> Given instruction:
Sift the material for lines containing "价格维持稳定", and return them.

(Data entries for graphics)
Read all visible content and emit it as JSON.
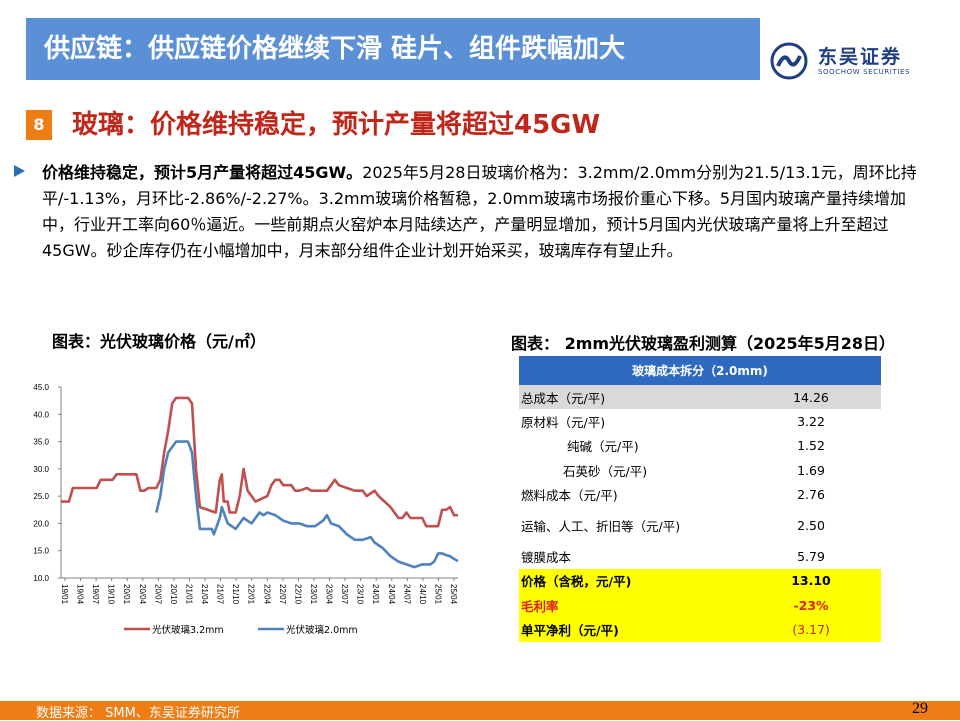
{
  "header": {
    "title": "供应链：供应链价格继续下滑 硅片、组件跌幅加大"
  },
  "logo": {
    "cn": "东吴证券",
    "en": "SOOCHOW SECURITIES",
    "mark_color": "#1f3f82"
  },
  "section": {
    "number": "8",
    "title": "玻璃：价格维持稳定，预计产量将超过45GW"
  },
  "paragraph": {
    "bold": "价格维持稳定，预计5月产量将超过45GW。",
    "text": "2025年5月28日玻璃价格为：3.2mm/2.0mm分别为21.5/13.1元，周环比持平/-1.13%，月环比-2.86%/-2.27%。3.2mm玻璃价格暂稳，2.0mm玻璃市场报价重心下移。5月国内玻璃产量持续增加中，行业开工率向60％逼近。一些前期点火窑炉本月陆续达产，产量明显增加，预计5月国内光伏玻璃产量将上升至超过45GW。砂企库存仍在小幅增加中，月末部分组件企业计划开始采买，玻璃库存有望止升。"
  },
  "captions": {
    "left": "图表：光伏玻璃价格（元/㎡）",
    "right": "图表：  2mm光伏玻璃盈利测算（2025年5月28日）"
  },
  "chart_data": {
    "type": "line",
    "title": "",
    "ylim": [
      10,
      45
    ],
    "yticks": [
      "10.0",
      "15.0",
      "20.0",
      "25.0",
      "30.0",
      "35.0",
      "40.0",
      "45.0"
    ],
    "xticks": [
      "19/01",
      "19/04",
      "19/07",
      "19/10",
      "20/01",
      "20/04",
      "20/07",
      "20/10",
      "21/01",
      "21/04",
      "21/07",
      "21/10",
      "22/01",
      "22/04",
      "22/07",
      "22/10",
      "23/01",
      "23/04",
      "23/07",
      "23/10",
      "24/01",
      "24/04",
      "24/07",
      "24/10",
      "25/01",
      "25/04"
    ],
    "x_start": "2019-01",
    "series": [
      {
        "name": "光伏玻璃3.2mm",
        "color": "#c0504d",
        "points": [
          [
            0,
            24
          ],
          [
            2,
            24
          ],
          [
            3,
            26.5
          ],
          [
            9,
            26.5
          ],
          [
            10,
            28
          ],
          [
            13,
            28
          ],
          [
            14,
            29
          ],
          [
            19,
            29
          ],
          [
            20,
            26
          ],
          [
            21,
            26
          ],
          [
            22,
            26.5
          ],
          [
            24,
            26.5
          ],
          [
            25,
            28
          ],
          [
            26,
            33
          ],
          [
            27,
            37
          ],
          [
            28,
            42
          ],
          [
            29,
            43
          ],
          [
            32,
            43
          ],
          [
            33,
            42
          ],
          [
            34,
            30
          ],
          [
            35,
            23
          ],
          [
            39,
            22
          ],
          [
            40,
            28
          ],
          [
            40.5,
            29
          ],
          [
            41,
            24
          ],
          [
            42,
            24
          ],
          [
            42.5,
            22
          ],
          [
            44,
            22
          ],
          [
            45,
            25
          ],
          [
            46,
            30
          ],
          [
            47,
            26
          ],
          [
            48,
            25
          ],
          [
            49,
            24
          ],
          [
            52,
            25
          ],
          [
            53,
            27
          ],
          [
            54,
            28
          ],
          [
            55,
            28
          ],
          [
            56,
            27
          ],
          [
            58,
            27
          ],
          [
            59,
            26
          ],
          [
            60,
            26
          ],
          [
            62,
            26.5
          ],
          [
            63,
            26
          ],
          [
            67,
            26
          ],
          [
            68,
            27
          ],
          [
            69,
            28
          ],
          [
            70,
            27
          ],
          [
            72,
            26.5
          ],
          [
            74,
            26
          ],
          [
            76,
            26
          ],
          [
            77,
            25
          ],
          [
            79,
            26
          ],
          [
            80,
            25
          ],
          [
            83,
            23
          ],
          [
            85,
            21
          ],
          [
            86,
            21
          ],
          [
            87,
            22
          ],
          [
            88,
            21
          ],
          [
            91,
            21
          ],
          [
            92,
            19.5
          ],
          [
            95,
            19.5
          ],
          [
            96,
            22.5
          ],
          [
            97,
            22.5
          ],
          [
            98,
            23
          ],
          [
            99,
            21.5
          ],
          [
            100,
            21.5
          ]
        ]
      },
      {
        "name": "光伏玻璃2.0mm",
        "color": "#4f81bd",
        "points": [
          [
            24,
            22
          ],
          [
            25,
            25
          ],
          [
            26,
            30
          ],
          [
            27,
            33
          ],
          [
            28,
            34
          ],
          [
            29,
            35
          ],
          [
            32,
            35
          ],
          [
            33,
            33
          ],
          [
            34,
            25
          ],
          [
            35,
            19
          ],
          [
            38,
            19
          ],
          [
            38.5,
            18
          ],
          [
            40,
            21
          ],
          [
            40.5,
            23
          ],
          [
            41,
            22
          ],
          [
            42,
            20
          ],
          [
            44,
            19
          ],
          [
            46,
            21
          ],
          [
            48,
            20
          ],
          [
            49,
            21
          ],
          [
            50,
            22
          ],
          [
            51,
            21.5
          ],
          [
            52,
            22
          ],
          [
            54,
            21.5
          ],
          [
            56,
            20.5
          ],
          [
            58,
            20
          ],
          [
            60,
            20
          ],
          [
            62,
            19.5
          ],
          [
            64,
            19.5
          ],
          [
            66,
            20.5
          ],
          [
            67,
            21.5
          ],
          [
            68,
            20
          ],
          [
            70,
            19.5
          ],
          [
            72,
            18
          ],
          [
            74,
            17
          ],
          [
            76,
            17
          ],
          [
            78,
            17.5
          ],
          [
            79,
            16.5
          ],
          [
            81,
            15.5
          ],
          [
            83,
            14
          ],
          [
            85,
            13
          ],
          [
            87,
            12.5
          ],
          [
            89,
            12
          ],
          [
            91,
            12.5
          ],
          [
            93,
            12.5
          ],
          [
            94,
            13
          ],
          [
            95,
            14.5
          ],
          [
            96,
            14.5
          ],
          [
            97,
            14.2
          ],
          [
            98,
            14
          ],
          [
            99,
            13.5
          ],
          [
            100,
            13.1
          ]
        ]
      }
    ],
    "legend_position": "bottom"
  },
  "cost_table": {
    "header": "玻璃成本拆分（2.0mm)",
    "rows": [
      {
        "label": "总成本（元/平)",
        "value": "14.26"
      },
      {
        "label": "原材料（元/平)",
        "value": "3.22"
      },
      {
        "label": "纯碱（元/平)",
        "value": "1.52"
      },
      {
        "label": "石英砂（元/平)",
        "value": "1.69"
      },
      {
        "label": "燃料成本（元/平)",
        "value": "2.76"
      },
      {
        "label": "运输、人工、折旧等（元/平)",
        "value": "2.50"
      },
      {
        "label": "镀膜成本",
        "value": "5.79"
      },
      {
        "label": "价格（含税，元/平)",
        "value": "13.10"
      },
      {
        "label": "毛利率",
        "value": "-23%"
      },
      {
        "label": "单平净利（元/平)",
        "value": "(3.17)"
      }
    ]
  },
  "footer": {
    "source": "数据来源：  SMM、东吴证券研究所",
    "page": "29"
  }
}
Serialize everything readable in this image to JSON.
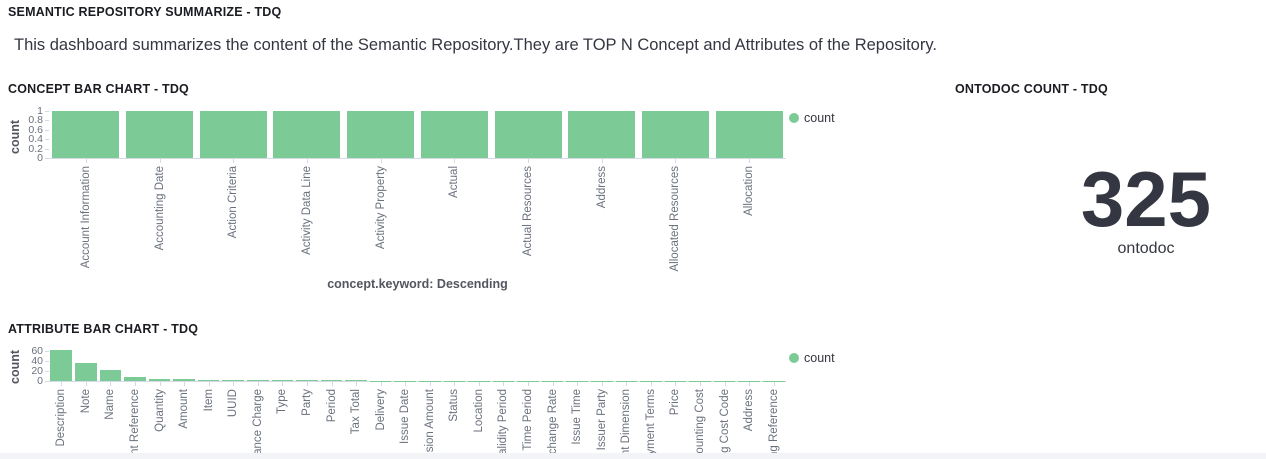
{
  "page": {
    "title": "SEMANTIC REPOSITORY SUMMARIZE - TDQ",
    "description": "This dashboard summarizes the content of the Semantic Repository.They are TOP N Concept and Attributes of the Repository."
  },
  "concept_panel": {
    "title": "CONCEPT BAR CHART - TDQ",
    "legend_label": "count"
  },
  "ontodoc_panel": {
    "title": "ONTODOC COUNT - TDQ",
    "value": "325",
    "label": "ontodoc"
  },
  "attribute_panel": {
    "title": "ATTRIBUTE BAR CHART - TDQ",
    "legend_label": "count"
  },
  "colors": {
    "bar_green": "#7CCB96",
    "axis_line": "#d3dae6",
    "tick_text": "#6a717d",
    "title_text": "#1a1c21",
    "value_text": "#343741"
  },
  "chart_data": [
    {
      "type": "bar",
      "title": "CONCEPT BAR CHART - TDQ",
      "categories": [
        "Account Information",
        "Accounting Date",
        "Action Criteria",
        "Activity Data Line",
        "Activity Property",
        "Actual",
        "Actual Resources",
        "Address",
        "Allocated Resources",
        "Allocation"
      ],
      "values": [
        1,
        1,
        1,
        1,
        1,
        1,
        1,
        1,
        1,
        1
      ],
      "xlabel": "concept.keyword: Descending",
      "ylabel": "count",
      "yticks": [
        0,
        0.2,
        0.4,
        0.6,
        0.8,
        1
      ],
      "ylim": [
        0,
        1
      ],
      "legend": [
        "count"
      ],
      "legend_position": "right",
      "grid": false,
      "bar_color": "#7CCB96"
    },
    {
      "type": "bar",
      "title": "ATTRIBUTE BAR CHART - TDQ",
      "categories": [
        "Description",
        "Note",
        "Name",
        "ent Reference",
        "Quantity",
        "Amount",
        "Item",
        "UUID",
        "vance Charge",
        "Type",
        "Party",
        "Period",
        "Tax Total",
        "Delivery",
        "Issue Date",
        "nsion Amount",
        "Status",
        "Location",
        "Validity Period",
        "e Time Period",
        "Exchange Rate",
        "Issue Time",
        "Issuer Party",
        "ent Dimension",
        "ayment Terms",
        "Price",
        "counting Cost",
        "ing Cost Code",
        "Address",
        "ling Reference"
      ],
      "values": [
        63,
        36,
        22,
        8,
        5,
        4,
        3,
        3,
        2,
        2,
        2,
        2,
        2,
        1,
        1,
        1,
        1,
        1,
        1,
        1,
        1,
        1,
        1,
        1,
        1,
        1,
        1,
        1,
        1,
        1
      ],
      "xlabel": "",
      "ylabel": "count",
      "yticks": [
        0,
        20,
        40,
        60
      ],
      "ylim": [
        0,
        66
      ],
      "legend": [
        "count"
      ],
      "legend_position": "right",
      "grid": false,
      "bar_color": "#7CCB96"
    }
  ]
}
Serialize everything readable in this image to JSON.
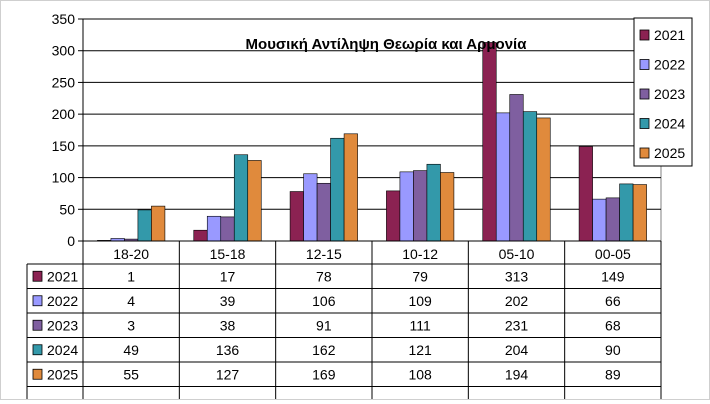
{
  "chart_data": {
    "type": "bar",
    "title": "Μουσική  Αντίληψη Θεωρία και Αρμονία",
    "xlabel": "",
    "ylabel": "",
    "ylim": [
      0,
      350
    ],
    "yticks": [
      0,
      50,
      100,
      150,
      200,
      250,
      300,
      350
    ],
    "grid": true,
    "legend_position": "top-right",
    "categories": [
      "18-20",
      "15-18",
      "12-15",
      "10-12",
      "05-10",
      "00-05"
    ],
    "series": [
      {
        "name": "2021",
        "color": "#8B2252",
        "values": [
          1,
          17,
          78,
          79,
          313,
          149
        ]
      },
      {
        "name": "2022",
        "color": "#9999FF",
        "values": [
          4,
          39,
          106,
          109,
          202,
          66
        ]
      },
      {
        "name": "2023",
        "color": "#7F5FA0",
        "values": [
          3,
          38,
          91,
          111,
          231,
          68
        ]
      },
      {
        "name": "2024",
        "color": "#3399AA",
        "values": [
          49,
          136,
          162,
          121,
          204,
          90
        ]
      },
      {
        "name": "2025",
        "color": "#E08A3C",
        "values": [
          55,
          127,
          169,
          108,
          194,
          89
        ]
      }
    ],
    "data_table": true
  }
}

> Exercise result:
    "title": "玻璃：价格维持稳定，预计产量将超过45GW"
    "bold": "价格维持稳定，预计5月产量将超过45GW。",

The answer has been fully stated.